* [GIVEN INSTRUCTION] Make a verbatim copy of the entries below; pictures stay out.

* [INPUT]
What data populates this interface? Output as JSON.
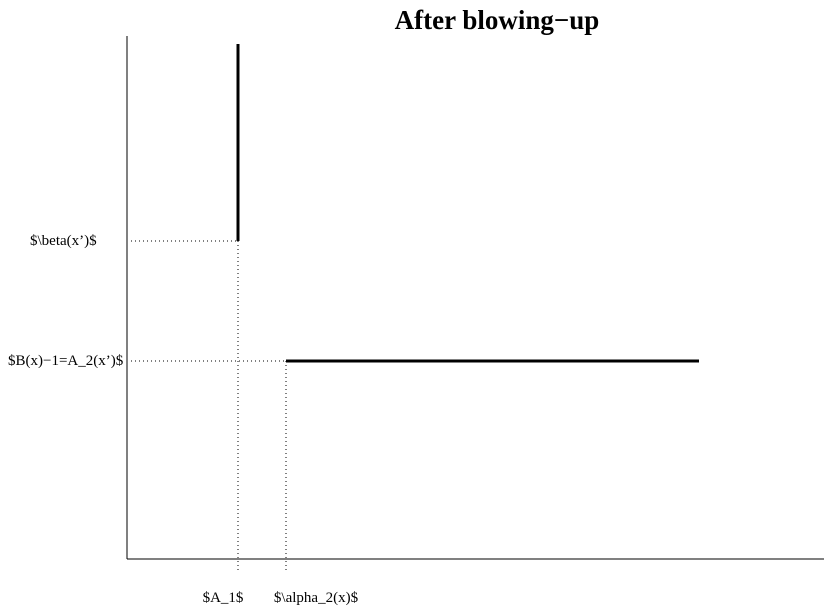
{
  "title": "After blowing−up",
  "y_labels": {
    "beta": "$\\beta(x’)$",
    "B": "$B(x)−1=A_2(x’)$"
  },
  "x_labels": {
    "A1": "$A_1$",
    "alpha2": "$\\alpha_2(x)$"
  },
  "colors": {
    "ink": "#000000",
    "background": "#ffffff"
  }
}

* [ANSWER FOR THE TASK]
What data populates this interface? Output as JSON.
{
  "title": "After blowing−up",
  "y_labels": {
    "beta": "$\\beta(x’)$",
    "B": "$B(x)−1=A_2(x’)$"
  },
  "x_labels": {
    "A1": "$A_1$",
    "alpha2": "$\\alpha_2(x)$"
  },
  "colors": {
    "ink": "#000000",
    "background": "#ffffff"
  }
}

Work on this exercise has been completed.